* **Records provided**
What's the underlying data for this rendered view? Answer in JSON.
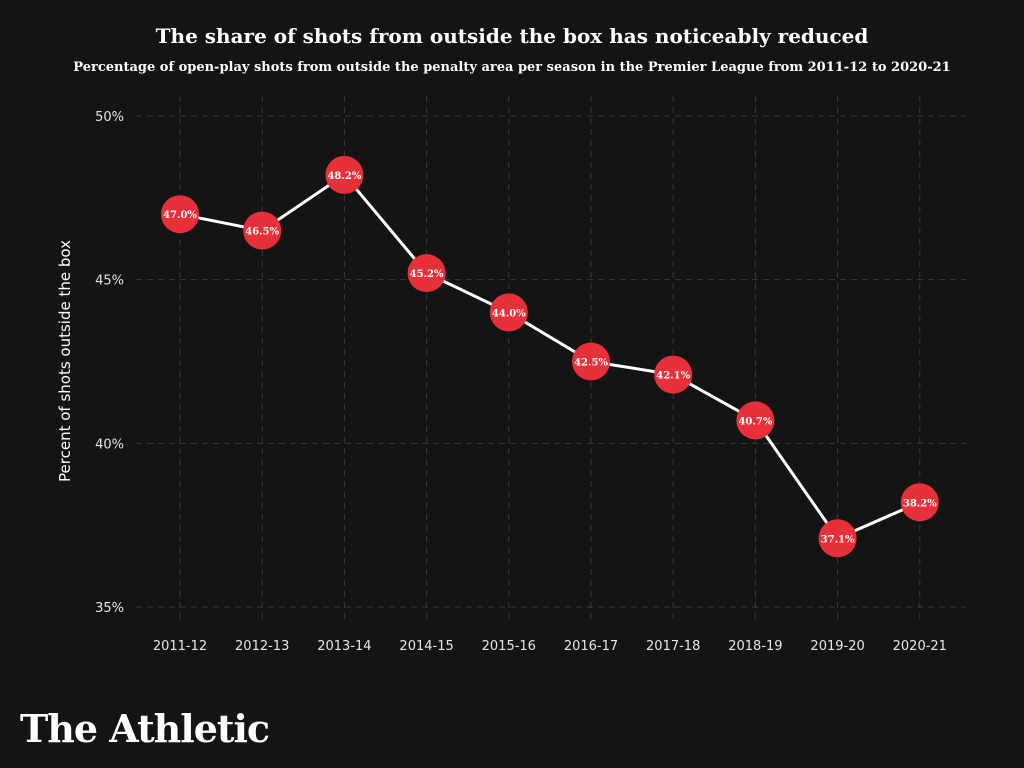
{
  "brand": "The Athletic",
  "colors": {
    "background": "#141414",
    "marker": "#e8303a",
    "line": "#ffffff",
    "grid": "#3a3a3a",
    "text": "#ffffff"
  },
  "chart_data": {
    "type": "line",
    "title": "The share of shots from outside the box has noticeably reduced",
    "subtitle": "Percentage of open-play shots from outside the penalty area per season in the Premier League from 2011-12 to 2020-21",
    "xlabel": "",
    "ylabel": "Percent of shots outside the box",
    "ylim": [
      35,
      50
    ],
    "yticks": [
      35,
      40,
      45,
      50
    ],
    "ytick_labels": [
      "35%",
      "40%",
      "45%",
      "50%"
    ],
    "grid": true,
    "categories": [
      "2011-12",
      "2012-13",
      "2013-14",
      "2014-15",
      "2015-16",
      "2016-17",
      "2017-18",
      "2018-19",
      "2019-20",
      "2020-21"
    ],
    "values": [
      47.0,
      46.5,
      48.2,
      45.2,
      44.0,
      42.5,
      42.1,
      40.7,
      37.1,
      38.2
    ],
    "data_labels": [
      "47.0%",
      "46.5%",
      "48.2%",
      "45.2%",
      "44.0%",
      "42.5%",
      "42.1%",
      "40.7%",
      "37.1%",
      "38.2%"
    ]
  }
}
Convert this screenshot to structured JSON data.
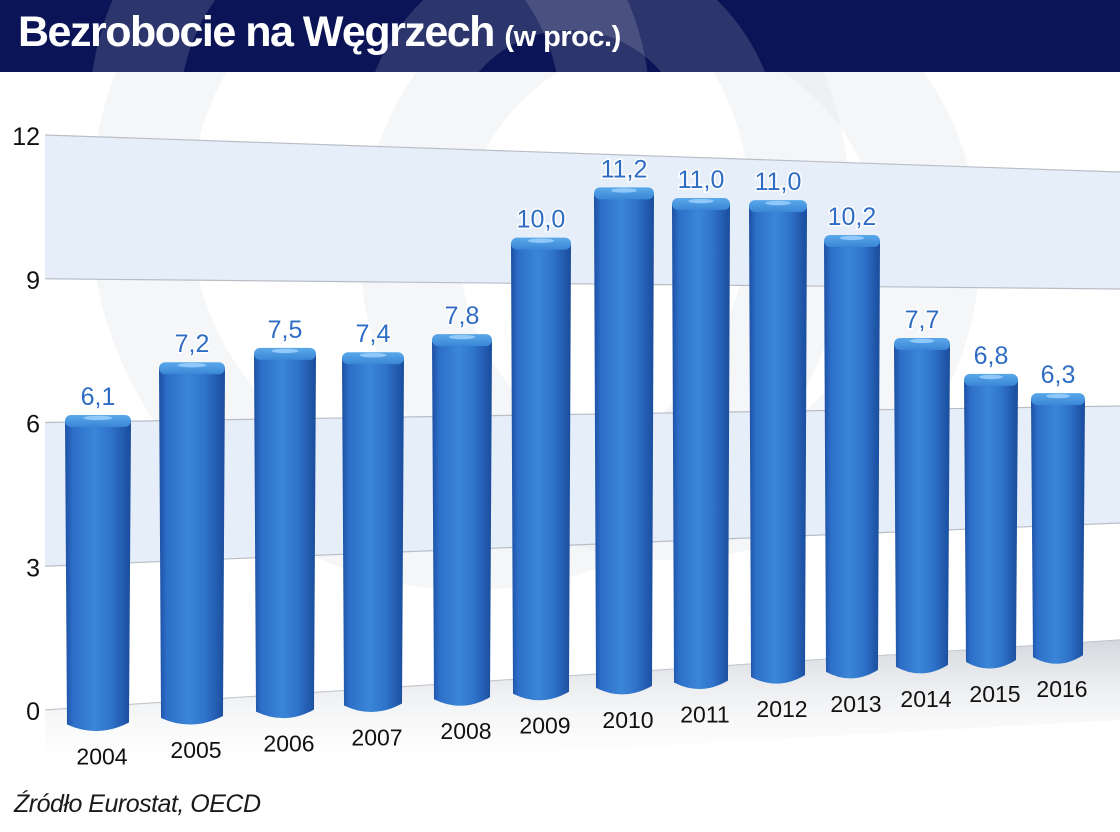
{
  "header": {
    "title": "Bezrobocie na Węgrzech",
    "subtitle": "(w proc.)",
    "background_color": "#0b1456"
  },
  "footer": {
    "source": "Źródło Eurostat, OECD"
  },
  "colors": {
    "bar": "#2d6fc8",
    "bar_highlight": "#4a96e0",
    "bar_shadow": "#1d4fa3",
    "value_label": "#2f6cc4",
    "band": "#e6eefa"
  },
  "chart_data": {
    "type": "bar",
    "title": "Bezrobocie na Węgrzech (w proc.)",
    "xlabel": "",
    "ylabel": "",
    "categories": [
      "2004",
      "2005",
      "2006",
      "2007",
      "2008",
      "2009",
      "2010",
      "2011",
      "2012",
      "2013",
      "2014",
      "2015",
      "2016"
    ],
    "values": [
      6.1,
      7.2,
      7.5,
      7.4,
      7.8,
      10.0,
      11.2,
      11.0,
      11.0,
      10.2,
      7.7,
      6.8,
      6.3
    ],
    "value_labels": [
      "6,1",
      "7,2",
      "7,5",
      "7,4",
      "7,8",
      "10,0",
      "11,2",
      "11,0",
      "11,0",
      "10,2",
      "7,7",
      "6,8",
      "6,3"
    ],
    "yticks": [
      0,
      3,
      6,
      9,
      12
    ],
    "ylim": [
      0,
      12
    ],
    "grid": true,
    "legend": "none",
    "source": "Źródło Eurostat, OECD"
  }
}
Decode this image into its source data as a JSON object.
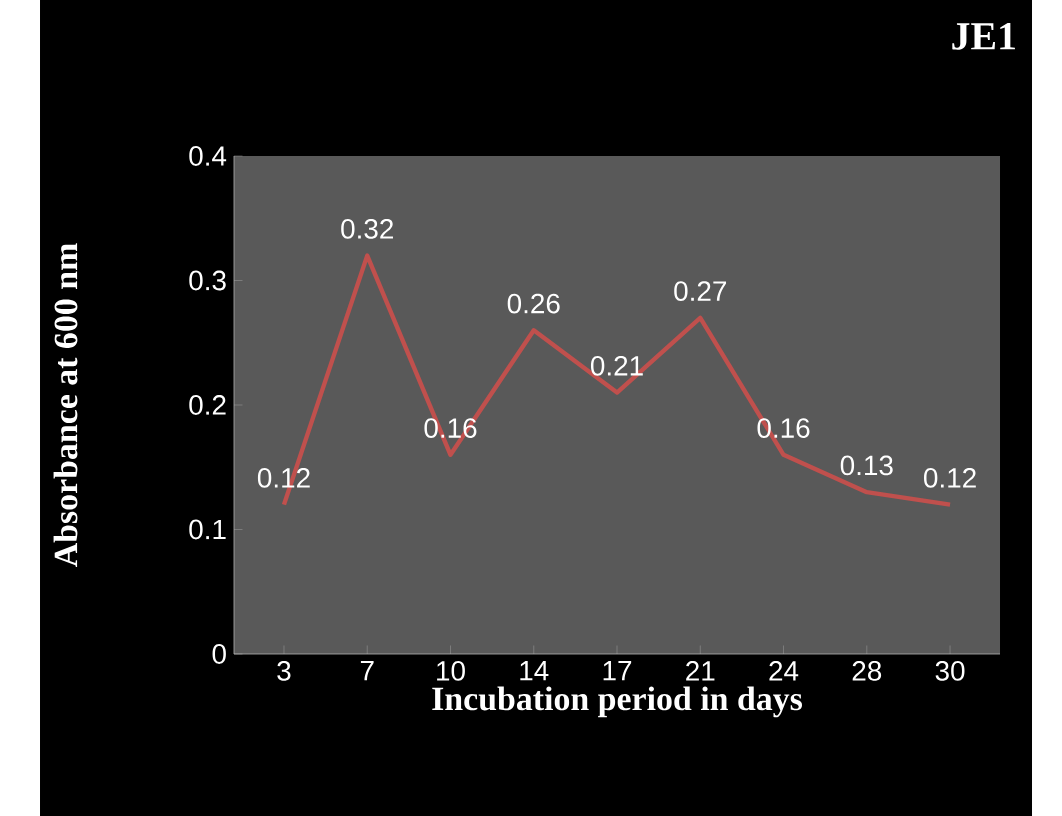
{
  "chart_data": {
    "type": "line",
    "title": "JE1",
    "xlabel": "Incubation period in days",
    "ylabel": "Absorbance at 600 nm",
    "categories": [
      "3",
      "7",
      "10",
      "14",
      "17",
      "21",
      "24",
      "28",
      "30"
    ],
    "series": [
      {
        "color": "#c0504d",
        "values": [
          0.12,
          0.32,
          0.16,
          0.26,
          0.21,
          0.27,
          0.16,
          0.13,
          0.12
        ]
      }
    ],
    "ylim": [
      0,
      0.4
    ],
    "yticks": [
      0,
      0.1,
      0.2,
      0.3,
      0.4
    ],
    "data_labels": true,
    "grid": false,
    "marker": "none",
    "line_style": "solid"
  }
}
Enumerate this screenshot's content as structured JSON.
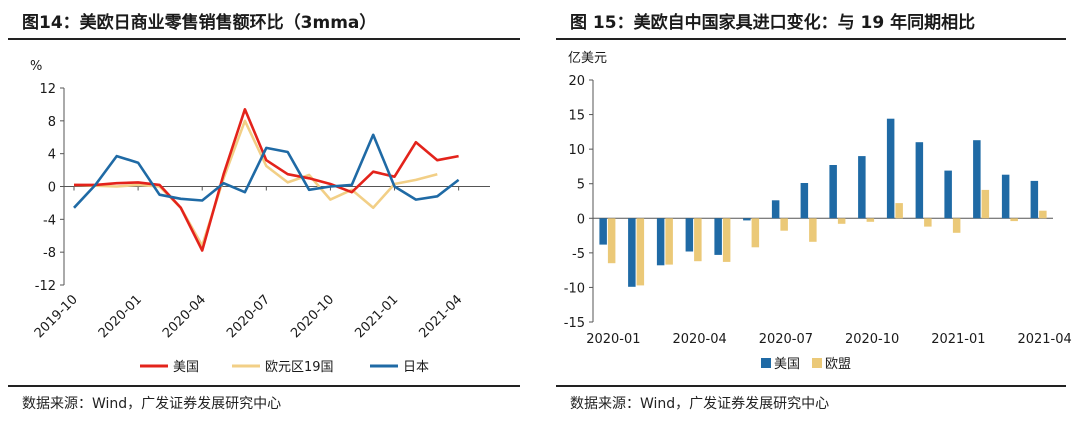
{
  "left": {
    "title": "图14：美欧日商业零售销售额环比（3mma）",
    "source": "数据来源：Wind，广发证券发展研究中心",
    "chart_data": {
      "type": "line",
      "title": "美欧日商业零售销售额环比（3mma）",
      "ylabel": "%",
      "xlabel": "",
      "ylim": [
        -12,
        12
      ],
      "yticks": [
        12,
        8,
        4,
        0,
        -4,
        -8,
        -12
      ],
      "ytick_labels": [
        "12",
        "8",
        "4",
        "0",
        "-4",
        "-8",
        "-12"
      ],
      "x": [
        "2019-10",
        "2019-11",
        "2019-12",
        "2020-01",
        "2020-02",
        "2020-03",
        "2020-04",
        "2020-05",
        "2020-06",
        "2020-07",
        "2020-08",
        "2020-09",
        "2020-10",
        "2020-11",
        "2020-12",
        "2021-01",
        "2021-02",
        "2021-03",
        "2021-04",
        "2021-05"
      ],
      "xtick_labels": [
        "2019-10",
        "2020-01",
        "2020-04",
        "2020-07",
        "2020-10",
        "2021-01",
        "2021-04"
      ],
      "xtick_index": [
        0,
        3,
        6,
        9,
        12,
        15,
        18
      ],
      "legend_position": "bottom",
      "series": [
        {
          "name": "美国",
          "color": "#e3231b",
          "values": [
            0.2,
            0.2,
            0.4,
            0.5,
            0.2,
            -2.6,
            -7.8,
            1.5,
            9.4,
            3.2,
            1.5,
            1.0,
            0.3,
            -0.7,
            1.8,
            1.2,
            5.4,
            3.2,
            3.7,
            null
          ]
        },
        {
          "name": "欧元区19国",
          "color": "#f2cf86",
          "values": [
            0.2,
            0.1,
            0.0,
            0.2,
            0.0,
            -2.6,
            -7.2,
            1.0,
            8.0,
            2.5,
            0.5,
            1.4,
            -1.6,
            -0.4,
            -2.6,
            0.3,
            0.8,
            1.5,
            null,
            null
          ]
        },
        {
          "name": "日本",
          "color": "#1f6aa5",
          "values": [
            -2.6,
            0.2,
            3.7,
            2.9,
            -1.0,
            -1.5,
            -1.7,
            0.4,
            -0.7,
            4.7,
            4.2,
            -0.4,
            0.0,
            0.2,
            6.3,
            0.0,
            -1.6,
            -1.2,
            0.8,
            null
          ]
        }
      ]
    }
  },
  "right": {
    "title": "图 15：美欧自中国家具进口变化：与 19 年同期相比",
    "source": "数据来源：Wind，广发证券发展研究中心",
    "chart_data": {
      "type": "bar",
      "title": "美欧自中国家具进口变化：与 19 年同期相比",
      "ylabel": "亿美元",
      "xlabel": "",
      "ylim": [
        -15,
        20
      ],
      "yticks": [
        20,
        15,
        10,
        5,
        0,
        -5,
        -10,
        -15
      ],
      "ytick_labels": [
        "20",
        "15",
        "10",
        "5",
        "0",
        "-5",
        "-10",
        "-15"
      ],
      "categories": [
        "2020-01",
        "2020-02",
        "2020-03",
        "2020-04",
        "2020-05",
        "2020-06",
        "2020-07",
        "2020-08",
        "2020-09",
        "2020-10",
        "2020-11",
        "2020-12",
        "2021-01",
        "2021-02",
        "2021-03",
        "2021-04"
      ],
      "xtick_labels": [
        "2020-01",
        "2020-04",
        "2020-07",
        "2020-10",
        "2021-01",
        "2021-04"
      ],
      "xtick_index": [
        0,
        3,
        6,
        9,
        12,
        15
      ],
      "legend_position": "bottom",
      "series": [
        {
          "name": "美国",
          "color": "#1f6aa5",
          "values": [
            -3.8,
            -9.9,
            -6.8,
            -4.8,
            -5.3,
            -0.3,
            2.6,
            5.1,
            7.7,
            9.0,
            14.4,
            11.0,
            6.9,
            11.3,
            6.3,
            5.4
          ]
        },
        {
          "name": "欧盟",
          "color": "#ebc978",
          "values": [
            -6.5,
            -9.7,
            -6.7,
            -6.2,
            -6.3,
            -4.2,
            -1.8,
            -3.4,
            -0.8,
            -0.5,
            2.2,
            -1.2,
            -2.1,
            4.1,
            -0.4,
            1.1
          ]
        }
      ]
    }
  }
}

* **Exercise requirements**
Show every line from the entries above in which "grid" appears.

* **Solution to this problem**
    "grid": "#3a3a3a",
    "grid": true,
    "grid": true,
    "grid": false,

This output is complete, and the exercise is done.